> **Aim**: Of the lines listed below, how many contain the string "label"? Answer with the number alone.
──────────────────────────────
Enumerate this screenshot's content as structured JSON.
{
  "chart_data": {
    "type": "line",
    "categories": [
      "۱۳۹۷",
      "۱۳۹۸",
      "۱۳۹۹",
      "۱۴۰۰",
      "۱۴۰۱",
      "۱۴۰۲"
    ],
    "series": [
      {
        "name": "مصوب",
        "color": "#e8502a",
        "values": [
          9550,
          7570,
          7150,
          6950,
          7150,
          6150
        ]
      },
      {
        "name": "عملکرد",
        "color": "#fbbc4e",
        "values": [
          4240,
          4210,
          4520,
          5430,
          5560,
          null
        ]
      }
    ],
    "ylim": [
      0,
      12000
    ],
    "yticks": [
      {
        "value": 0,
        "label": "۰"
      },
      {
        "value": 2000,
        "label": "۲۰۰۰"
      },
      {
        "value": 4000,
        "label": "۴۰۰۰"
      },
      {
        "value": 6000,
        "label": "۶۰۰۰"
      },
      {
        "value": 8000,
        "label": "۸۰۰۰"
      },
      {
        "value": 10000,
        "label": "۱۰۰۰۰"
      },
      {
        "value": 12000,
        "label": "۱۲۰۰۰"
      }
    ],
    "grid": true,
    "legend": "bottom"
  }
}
──────────────────────────────
> **Exercise result**: 7